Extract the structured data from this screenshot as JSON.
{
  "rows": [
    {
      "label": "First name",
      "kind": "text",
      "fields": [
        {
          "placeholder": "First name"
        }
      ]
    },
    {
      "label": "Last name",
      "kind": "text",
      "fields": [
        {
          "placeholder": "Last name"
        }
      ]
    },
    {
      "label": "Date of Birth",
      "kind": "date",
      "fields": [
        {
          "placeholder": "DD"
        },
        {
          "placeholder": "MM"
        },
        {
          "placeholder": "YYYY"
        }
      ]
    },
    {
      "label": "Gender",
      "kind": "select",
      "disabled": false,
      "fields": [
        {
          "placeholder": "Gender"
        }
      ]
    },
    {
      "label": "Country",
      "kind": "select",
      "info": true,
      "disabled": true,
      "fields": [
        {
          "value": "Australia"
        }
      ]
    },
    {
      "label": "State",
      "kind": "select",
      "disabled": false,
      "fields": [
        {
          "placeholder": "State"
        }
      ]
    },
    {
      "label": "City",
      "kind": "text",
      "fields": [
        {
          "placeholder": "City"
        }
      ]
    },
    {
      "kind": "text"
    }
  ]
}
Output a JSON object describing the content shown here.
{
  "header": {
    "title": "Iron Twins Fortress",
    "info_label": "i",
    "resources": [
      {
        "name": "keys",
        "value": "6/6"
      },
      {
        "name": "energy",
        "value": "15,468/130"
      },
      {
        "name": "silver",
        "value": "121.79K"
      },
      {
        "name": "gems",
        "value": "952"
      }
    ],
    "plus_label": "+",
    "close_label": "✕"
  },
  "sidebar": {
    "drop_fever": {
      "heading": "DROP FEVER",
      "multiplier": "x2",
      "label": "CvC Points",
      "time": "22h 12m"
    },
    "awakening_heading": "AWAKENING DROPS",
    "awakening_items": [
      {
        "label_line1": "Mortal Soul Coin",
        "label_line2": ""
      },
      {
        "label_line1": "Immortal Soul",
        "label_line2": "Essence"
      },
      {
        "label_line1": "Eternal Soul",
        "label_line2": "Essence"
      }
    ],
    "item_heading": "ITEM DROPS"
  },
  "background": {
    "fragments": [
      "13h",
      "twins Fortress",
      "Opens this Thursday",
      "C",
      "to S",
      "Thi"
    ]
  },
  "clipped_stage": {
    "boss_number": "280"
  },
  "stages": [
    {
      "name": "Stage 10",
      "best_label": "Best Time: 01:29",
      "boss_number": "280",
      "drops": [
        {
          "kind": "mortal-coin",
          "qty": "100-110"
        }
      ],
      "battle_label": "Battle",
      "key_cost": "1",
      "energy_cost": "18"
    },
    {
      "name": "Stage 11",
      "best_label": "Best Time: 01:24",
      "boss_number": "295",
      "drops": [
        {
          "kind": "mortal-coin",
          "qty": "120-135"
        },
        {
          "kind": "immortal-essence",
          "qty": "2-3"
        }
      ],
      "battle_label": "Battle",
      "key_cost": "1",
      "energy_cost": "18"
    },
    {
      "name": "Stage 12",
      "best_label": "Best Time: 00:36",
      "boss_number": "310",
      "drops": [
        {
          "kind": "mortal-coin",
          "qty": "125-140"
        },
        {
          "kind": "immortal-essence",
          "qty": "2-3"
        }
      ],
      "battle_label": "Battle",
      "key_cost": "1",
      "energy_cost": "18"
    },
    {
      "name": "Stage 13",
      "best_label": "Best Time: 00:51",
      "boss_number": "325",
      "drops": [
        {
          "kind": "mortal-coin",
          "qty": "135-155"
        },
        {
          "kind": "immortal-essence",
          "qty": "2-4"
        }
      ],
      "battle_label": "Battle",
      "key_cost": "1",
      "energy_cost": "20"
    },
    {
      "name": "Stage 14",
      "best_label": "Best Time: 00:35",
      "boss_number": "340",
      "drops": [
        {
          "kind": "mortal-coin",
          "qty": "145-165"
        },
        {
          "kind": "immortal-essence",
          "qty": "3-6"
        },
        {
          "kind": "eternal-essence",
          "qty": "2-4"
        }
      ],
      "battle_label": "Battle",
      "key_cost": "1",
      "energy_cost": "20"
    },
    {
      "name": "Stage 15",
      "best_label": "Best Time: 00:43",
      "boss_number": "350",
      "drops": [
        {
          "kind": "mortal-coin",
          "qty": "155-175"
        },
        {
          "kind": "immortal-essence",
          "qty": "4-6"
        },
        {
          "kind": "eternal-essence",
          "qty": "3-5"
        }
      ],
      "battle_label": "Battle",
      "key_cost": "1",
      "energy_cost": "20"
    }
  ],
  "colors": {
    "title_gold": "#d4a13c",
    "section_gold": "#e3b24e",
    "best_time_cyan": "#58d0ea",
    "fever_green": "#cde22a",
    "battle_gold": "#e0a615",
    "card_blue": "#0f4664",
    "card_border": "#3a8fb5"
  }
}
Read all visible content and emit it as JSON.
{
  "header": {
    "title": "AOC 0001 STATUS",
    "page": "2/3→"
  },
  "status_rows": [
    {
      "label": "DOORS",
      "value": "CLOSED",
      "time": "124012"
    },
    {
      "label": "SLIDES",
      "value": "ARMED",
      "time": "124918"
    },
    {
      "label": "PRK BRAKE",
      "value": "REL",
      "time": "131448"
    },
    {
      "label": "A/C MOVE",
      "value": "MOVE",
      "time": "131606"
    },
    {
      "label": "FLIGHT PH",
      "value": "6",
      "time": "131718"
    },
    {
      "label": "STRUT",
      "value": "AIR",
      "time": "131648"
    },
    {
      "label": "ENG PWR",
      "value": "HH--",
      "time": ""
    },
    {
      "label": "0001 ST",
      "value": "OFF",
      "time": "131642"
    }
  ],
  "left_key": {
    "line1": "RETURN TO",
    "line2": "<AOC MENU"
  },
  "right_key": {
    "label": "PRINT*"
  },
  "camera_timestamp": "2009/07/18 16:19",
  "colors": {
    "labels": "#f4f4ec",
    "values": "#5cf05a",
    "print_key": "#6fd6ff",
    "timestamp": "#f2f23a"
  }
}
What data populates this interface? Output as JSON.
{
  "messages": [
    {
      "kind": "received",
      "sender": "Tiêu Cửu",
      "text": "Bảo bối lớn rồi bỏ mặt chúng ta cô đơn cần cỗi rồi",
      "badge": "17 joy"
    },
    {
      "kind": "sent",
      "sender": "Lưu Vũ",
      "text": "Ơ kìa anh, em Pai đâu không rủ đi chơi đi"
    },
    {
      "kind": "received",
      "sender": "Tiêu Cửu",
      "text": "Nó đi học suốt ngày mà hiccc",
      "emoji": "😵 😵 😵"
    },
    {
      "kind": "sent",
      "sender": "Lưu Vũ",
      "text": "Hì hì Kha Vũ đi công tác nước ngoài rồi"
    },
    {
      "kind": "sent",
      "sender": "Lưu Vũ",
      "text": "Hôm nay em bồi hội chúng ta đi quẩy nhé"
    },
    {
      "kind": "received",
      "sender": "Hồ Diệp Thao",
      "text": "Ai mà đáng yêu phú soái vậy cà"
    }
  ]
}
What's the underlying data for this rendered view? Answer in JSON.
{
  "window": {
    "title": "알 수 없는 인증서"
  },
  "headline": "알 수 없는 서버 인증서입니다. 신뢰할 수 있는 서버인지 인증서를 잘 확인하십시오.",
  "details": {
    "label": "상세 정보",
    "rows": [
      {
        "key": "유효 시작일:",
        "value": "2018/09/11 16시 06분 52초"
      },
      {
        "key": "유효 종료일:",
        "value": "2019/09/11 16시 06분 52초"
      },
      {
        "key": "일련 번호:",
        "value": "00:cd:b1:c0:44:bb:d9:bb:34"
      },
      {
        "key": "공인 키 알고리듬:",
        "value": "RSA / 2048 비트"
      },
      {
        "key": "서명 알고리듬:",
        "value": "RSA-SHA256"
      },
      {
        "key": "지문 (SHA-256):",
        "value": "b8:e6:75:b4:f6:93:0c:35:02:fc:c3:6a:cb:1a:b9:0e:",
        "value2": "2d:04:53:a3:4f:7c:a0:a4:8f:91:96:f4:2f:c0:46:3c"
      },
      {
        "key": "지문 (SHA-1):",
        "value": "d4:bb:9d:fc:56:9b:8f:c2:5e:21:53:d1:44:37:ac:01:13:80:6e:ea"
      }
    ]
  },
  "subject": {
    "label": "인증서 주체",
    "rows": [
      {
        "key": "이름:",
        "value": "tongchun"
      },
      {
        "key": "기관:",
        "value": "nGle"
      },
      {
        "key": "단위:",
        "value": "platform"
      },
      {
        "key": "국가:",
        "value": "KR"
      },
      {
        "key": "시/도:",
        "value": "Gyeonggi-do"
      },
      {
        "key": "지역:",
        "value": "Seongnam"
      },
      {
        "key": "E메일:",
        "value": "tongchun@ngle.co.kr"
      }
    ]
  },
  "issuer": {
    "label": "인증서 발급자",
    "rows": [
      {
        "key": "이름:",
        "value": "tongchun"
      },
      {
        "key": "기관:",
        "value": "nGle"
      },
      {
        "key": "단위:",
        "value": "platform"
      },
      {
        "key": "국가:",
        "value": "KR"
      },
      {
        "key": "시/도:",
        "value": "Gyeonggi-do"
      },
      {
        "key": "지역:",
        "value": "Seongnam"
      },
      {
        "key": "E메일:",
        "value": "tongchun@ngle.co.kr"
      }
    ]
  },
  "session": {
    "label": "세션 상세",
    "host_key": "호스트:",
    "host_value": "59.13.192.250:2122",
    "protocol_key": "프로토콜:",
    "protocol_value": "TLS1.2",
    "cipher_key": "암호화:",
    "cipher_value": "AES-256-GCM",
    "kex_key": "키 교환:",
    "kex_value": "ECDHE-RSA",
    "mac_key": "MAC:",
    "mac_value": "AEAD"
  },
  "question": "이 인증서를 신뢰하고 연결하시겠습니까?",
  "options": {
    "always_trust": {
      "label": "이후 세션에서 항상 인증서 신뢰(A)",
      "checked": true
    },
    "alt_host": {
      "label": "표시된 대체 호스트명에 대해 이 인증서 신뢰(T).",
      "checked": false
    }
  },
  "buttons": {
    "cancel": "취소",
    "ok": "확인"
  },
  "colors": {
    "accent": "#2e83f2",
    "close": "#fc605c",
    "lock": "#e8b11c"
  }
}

|---|

» GIVEN TASK:
Identify every line holding the word "Fortress" and copy it out.

» RESPONSE TO THIS TASK:
    "title": "Iron Twins Fortress",
      "twins Fortress",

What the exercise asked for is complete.